## begin Text segment

SEACrowd / seacrowd-datahub

A collaborative project to collect datasets in SEA languages, SEA regions, or SEA cultures.
Apache License 2.0
55 stars 54 forks source link

Closes #617 | Add Dataloader SQuAD-ID-NLI #633

Closed muhammadravi251001 closed 2 months ago

muhammadravi251001 commented 3 months ago

Title: Add Dataloader SQuAD-ID-NLI

First line PR Message: Closes https://github.com/SEACrowd/seacrowd-datahub/issues/617

Notes

Checkbox

muhammadravi251001 commented 2 months ago

@muhammadravi251001 Checked, LGTM. Thank you for great work, just small issue like in previous one: need to delete comment

Thanks for the review, Sir!

muhammadravi251001 commented 2 months ago

Hi @muhammadravi251001, thanks for your hard work! The dataloader works well on my end. Just confirming, out of curiosity, I checked the label distribution per split and found that none of the data instances is labeled as "neutral" (i.e., 1).

train {0: 118445, 1: 0, 2: 118445}
validation {0: 11874, 1: 0, 2: 11874}
test {0: 11873, 1: 0, 2: 11873}

Is this intentional? If it is, I'll proceed with the merge.

Hi, Ms. Holy.

Yes, it was intentional because my model tries to do binary classification (entailment or contradiction), to get rid of the "gray characteristic" of neutral, it is also to tell the QA model (for my research) to avoid low-confidence answer because of the "gray characteristic" of neutral.

Even though, neutral is still needed in my NLI dataset, like this dataset.

holylovenia commented 2 months ago

Hi @muhammadravi251001, thanks for your hard work! The dataloader works well on my end. Just confirming, out of curiosity, I checked the label distribution per split and found that none of the data instances is labeled as "neutral" (i.e., 1).

## end Text segment

**Tasks for this exercise:**
1. Answer the following questions using the SQuAD-ID-NLI pull request thread.
(a) Under what license is the repository released?
(b) What issue number does the pull request close?
(c) How many validation instances carry label 0?
2. Reproduce, without changes, everything in the SQuAD-ID-NLI pull request thread from "Title: Add Dataloader" down to "the review, Sir!".

## begin Recorded information

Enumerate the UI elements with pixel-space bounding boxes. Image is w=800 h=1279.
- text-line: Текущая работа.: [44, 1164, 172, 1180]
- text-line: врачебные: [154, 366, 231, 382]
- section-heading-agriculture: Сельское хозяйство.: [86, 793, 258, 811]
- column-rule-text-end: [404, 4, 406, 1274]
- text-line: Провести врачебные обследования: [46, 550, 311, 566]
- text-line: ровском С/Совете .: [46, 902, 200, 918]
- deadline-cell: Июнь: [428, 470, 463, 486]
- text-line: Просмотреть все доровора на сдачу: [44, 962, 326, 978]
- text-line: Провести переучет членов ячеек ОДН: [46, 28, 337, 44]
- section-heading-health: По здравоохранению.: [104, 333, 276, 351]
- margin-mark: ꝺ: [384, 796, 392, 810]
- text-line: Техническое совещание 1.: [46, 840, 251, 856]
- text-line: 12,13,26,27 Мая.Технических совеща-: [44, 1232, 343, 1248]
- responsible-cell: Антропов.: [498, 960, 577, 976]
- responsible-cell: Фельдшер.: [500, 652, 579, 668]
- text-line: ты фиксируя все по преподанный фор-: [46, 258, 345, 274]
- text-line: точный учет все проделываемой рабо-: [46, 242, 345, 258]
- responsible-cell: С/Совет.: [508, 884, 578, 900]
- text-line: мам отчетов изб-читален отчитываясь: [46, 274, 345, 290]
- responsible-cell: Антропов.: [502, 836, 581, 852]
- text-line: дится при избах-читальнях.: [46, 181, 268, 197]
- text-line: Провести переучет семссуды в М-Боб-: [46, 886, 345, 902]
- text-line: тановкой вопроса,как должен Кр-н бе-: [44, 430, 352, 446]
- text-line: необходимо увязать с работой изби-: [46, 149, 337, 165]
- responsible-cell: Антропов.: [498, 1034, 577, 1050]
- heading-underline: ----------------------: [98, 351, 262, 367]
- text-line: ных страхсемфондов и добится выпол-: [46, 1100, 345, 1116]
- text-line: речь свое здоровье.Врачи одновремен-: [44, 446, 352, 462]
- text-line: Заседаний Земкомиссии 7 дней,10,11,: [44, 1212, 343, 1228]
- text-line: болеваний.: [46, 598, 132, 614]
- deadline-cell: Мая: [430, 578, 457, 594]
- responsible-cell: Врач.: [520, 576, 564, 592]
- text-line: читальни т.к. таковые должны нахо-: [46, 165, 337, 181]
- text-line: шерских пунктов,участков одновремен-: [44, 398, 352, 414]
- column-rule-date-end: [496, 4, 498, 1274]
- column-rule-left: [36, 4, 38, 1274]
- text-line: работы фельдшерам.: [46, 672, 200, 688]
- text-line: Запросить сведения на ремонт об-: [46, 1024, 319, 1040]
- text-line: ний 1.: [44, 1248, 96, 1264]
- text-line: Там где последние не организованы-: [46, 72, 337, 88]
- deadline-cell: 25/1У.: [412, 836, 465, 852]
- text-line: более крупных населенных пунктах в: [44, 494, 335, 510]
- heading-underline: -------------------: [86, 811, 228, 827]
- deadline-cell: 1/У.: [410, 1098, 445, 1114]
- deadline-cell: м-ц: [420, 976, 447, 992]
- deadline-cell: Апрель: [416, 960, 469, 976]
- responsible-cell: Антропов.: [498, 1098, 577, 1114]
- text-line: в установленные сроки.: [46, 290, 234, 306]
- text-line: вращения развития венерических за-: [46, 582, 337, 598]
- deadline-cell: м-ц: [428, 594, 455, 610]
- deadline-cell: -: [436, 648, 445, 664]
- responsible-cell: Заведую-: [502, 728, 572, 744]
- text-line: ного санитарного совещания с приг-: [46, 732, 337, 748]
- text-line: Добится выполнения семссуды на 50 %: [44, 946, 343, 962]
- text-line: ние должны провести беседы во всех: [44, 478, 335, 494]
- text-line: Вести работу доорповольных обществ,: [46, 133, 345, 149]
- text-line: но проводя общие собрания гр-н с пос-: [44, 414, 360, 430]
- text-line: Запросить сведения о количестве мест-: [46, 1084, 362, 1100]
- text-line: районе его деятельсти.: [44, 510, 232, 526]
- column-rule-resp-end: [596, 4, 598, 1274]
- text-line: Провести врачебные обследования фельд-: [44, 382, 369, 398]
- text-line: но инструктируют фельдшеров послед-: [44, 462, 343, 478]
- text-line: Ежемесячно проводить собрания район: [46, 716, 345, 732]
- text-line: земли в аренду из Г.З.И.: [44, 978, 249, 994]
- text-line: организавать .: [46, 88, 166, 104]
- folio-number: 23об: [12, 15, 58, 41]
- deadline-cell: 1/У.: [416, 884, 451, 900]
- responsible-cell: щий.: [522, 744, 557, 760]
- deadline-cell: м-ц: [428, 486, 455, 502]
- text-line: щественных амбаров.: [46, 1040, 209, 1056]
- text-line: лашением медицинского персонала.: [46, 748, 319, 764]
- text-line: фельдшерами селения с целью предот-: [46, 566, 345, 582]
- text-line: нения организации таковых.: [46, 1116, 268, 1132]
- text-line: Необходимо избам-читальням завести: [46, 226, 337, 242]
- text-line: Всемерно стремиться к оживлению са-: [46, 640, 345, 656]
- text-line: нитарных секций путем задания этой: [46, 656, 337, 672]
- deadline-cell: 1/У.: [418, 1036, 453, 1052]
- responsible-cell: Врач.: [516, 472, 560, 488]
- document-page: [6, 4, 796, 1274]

## end Recorded information

**Responses for each task:**
1.
(a) Apache License 2.0
(b) #617
(c) 11874

2.
Title: Add Dataloader SQuAD-ID-NLI

First line PR Message: Closes https://github.com/SEACrowd/seacrowd-datahub/issues/617

Notes

Checkbox

muhammadravi251001 commented 2 months ago

@muhammadravi251001 Checked, LGTM. Thank you for great work, just small issue like in previous one: need to delete comment

Thanks for the review, Sir!